Verzerrte Bögen auf massiven Auflagerkraken

Planung und Ausführung der Sheikh Zayed Bridge in Abu Dhabi waren ein regelrechter Kraftakt: Der Entwurf der Architektin Zaha Hadid basiert auf statisch denkbar ungünstigen Formen. Die Ingenieure des Genfer Unternehmens Archirodon Construction setzten die gestalterische Idee mit allen ihnen zur Verfügung stehenden technischen Mitteln um und entwickelten speziell auf diese Brücke zugeschnittene Konstruktions- und Montageverfahren. Mit kolossalem Aufwand ist es ihnen gelungen, eine funktionstüchtige und spektakuläre Brücke zu erstellen. Ein technischer Bericht.

Der Maqta-Kanal trennt die Insel von Abu Dhabi vom Festland. Die Sheikh Zayed Bridge am nördlichen Ende des Kanals, die am 25. November 2010 nach sieben Jahren Bauzeit eingeweiht worden ist, beruht auf einem Entwurf der irakisch-britischen Architektin Zaha Hadid. Die Baukünstlerin hat sie als monumentales Bauwerk entworfen, das Verbundenheit und Stolz ausdrücken soll (vgl. «Unvernünftig, teuer und doch faszinierend»), indem es ein Motiv der dortigen Natur aufgreift: Das Konzept der ineinanderfliessenden wellenförmigen Bögen, die das Tragwerk der Brücke bilden, entwickelte Hadid in Anlehnung an die zufälligen Wellenlinien der vom Wind geformten Sanddünen. Diese Formen sollen die erstarkende wirtschaftliche Kraft und die Bedeutung von Abu Dhabi ausdrücken und dabei leicht und dynamisch erscheinen. Doch die Errichtung der Brücke war für die Ingenieure und Bauteams eine enorme Herausforderung.

Statisch kluge Prinzipien bleiben ungenutzt

Die Gesamtlänge der Brücke beträgt 840 m (Abb. 3). Sie ist in elf Abschnitte aufgeteilt, deren Längen an den Enden 60 m und im mittleren Bereich 140 m betragen. Drei Bogenpaare, die wie Dünen aus dem Meer tauchen, tragen die Fahrbahn. Manchmal fädeln sich die Bogenpaare zwischen den beiden Fahrbahnen hindurch, dann wieder befinden sie sich an deren Aussenseite. Die Stahlbögen und Betonpfeiler bilden ein 600 m langes, vom westlichen bis zum östlichen Hauptpfeiler durchgehendes monolithisches System. In der Ansicht sind die Bögen verzerrt, was für den Kräftefluss nicht optimal ist: Dadurch entfällt das statische Prinzip der Bogenbrücke, bei der vertikale Lasten nur durch Druckkräfte im Bogen in den Baugrund geleitet werden. Infolgedessen sind die tragenden Bauteile bis aufs Äusserste ausgereizt, und komplizierte Konstruktionsdetails, umfangreiche temporäre Hilfskonstruktionen und unverhältnismässig aufwendige Ausführungsmethoden sind notwendig.

------------------------------------------------------------

Aufgaben:
1. Geben Sie aus dem Textauszug den Abschnitt zwischen "Verzerrte Bögen auf" und "Ein technischer Bericht." einschließlich dieser beiden Stellen wortgetreu aus.
2. An welchem Datum wurde die Sheikh Zayed Bridge laut dem Textauszug eingeweiht?
3. Zählen Sie sämtliche Längenangaben in Metern auf, die im Textauszug vorkommen.

------------------------------------------------------------

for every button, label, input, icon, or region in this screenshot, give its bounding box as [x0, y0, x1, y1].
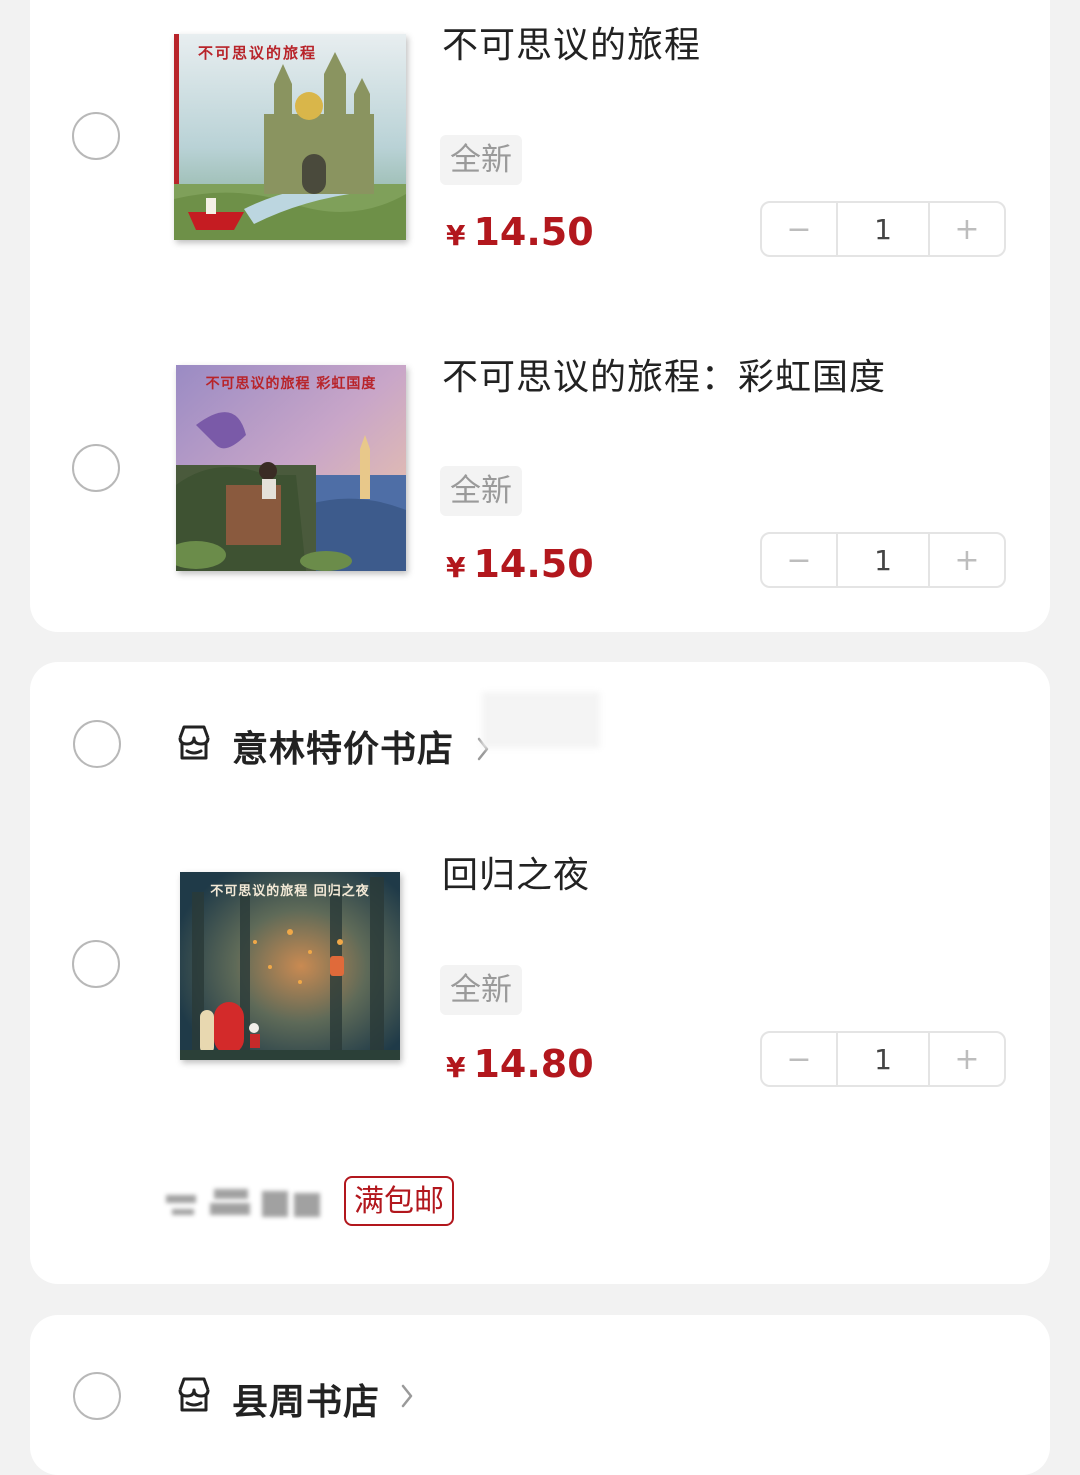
store-icon [178, 725, 210, 760]
quantity-stepper: − 1 + [760, 1031, 1006, 1087]
book-cover-image[interactable]: 不可思议的旅程 回归之夜 [180, 872, 400, 1060]
quantity-input[interactable]: 1 [836, 534, 930, 586]
currency-symbol: ¥ [446, 551, 466, 584]
book-title[interactable]: 回归之夜 [442, 846, 590, 898]
store-card: 意林特价书店 不可思议的旅程 回归之夜 回归之夜 全新 ¥ 14.80 − 1 … [30, 662, 1050, 1284]
currency-symbol: ¥ [446, 1051, 466, 1084]
book-cover-title: 不可思议的旅程 [198, 44, 318, 62]
item-select-radio[interactable] [72, 940, 120, 988]
quantity-input[interactable]: 1 [836, 203, 930, 255]
price-amount: 14.50 [473, 542, 594, 586]
chevron-right-icon[interactable] [400, 1383, 414, 1409]
redacted-promo-text [166, 1187, 324, 1223]
store-select-radio[interactable] [73, 720, 121, 768]
price-amount: 14.50 [473, 210, 594, 254]
book-title[interactable]: 不可思议的旅程 [442, 16, 701, 68]
book-title[interactable]: 不可思议的旅程：彩虹国度 [442, 348, 886, 400]
store-card: 不可思议的旅程 不可思议的旅程 全新 ¥14.50 − 1 + 不可思议的旅程 … [30, 0, 1050, 632]
item-price: ¥14.50 [446, 542, 594, 586]
redacted-area [482, 692, 600, 748]
condition-tag: 全新 [440, 965, 522, 1015]
decrease-quantity-button[interactable]: − [762, 1033, 836, 1085]
book-cover-art [180, 872, 400, 1060]
decrease-quantity-button[interactable]: − [762, 203, 836, 255]
book-cover-title: 不可思议的旅程 彩虹国度 [205, 376, 377, 392]
item-price: ¥14.50 [446, 210, 594, 254]
store-name[interactable]: 意林特价书店 [232, 720, 454, 772]
store-name[interactable]: 县周书店 [232, 1373, 380, 1425]
book-cover-art [176, 365, 406, 571]
quantity-stepper: − 1 + [760, 532, 1006, 588]
increase-quantity-button[interactable]: + [930, 1033, 1004, 1085]
increase-quantity-button[interactable]: + [930, 203, 1004, 255]
quantity-input[interactable]: 1 [836, 1033, 930, 1085]
condition-tag: 全新 [440, 135, 522, 185]
item-select-radio[interactable] [72, 112, 120, 160]
store-card: 县周书店 [30, 1315, 1050, 1475]
decrease-quantity-button[interactable]: − [762, 534, 836, 586]
book-cover-image[interactable]: 不可思议的旅程 彩虹国度 [176, 365, 406, 571]
increase-quantity-button[interactable]: + [930, 534, 1004, 586]
store-select-radio[interactable] [73, 1372, 121, 1420]
store-icon [178, 1377, 210, 1412]
condition-tag: 全新 [440, 466, 522, 516]
item-select-radio[interactable] [72, 444, 120, 492]
book-cover-image[interactable]: 不可思议的旅程 [174, 34, 406, 240]
currency-symbol: ¥ [446, 219, 466, 252]
item-price: ¥14.80 [446, 1042, 594, 1086]
book-cover-art [174, 34, 406, 240]
price-amount: 14.80 [473, 1042, 594, 1086]
free-shipping-badge: 满包邮 [344, 1176, 454, 1226]
book-cover-title: 不可思议的旅程 回归之夜 [210, 884, 370, 899]
quantity-stepper: − 1 + [760, 201, 1006, 257]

------------------------------------------------------------

Lösungen in Reihenfolge:
1.
Verzerrte Bögen auf massiven Auflagerkraken

Planung und Ausführung der Sheikh Zayed Bridge in Abu Dhabi waren ein regelrechter Kraftakt: Der Entwurf der Architektin Zaha Hadid basiert auf statisch denkbar ungünstigen Formen. Die Ingenieure des Genfer Unternehmens Archirodon Construction setzten die gestalterische Idee mit allen ihnen zur Verfügung stehenden technischen Mitteln um und entwickelten speziell auf diese Brücke zugeschnittene Konstruktions- und Montageverfahren. Mit kolossalem Aufwand ist es ihnen gelungen, eine funktionstüchtige und spektakuläre Brücke zu erstellen. Ein technischer Bericht.

2. Am 25. November 2010.

3. 840 m, 60 m, 140 m, 600 m